─── Data provided ───
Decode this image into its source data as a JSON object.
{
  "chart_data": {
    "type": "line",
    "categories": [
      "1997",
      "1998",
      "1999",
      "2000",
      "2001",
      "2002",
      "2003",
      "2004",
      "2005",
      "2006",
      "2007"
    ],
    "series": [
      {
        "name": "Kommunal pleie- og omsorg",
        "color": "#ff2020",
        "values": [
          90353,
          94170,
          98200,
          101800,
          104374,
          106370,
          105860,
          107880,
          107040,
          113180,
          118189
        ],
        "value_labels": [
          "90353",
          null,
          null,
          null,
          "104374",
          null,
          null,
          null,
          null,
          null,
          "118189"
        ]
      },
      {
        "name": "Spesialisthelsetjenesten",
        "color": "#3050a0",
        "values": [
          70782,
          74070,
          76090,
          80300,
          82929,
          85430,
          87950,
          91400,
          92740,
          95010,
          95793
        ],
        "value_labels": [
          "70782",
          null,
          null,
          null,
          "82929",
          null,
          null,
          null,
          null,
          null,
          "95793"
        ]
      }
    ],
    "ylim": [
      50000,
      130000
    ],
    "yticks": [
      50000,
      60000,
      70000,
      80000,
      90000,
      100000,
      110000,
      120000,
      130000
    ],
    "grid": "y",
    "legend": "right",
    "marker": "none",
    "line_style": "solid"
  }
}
───
=== Your objective ===
Report how many lines of the records above contain the word "name", and give only that number.

=== Correct response ===
2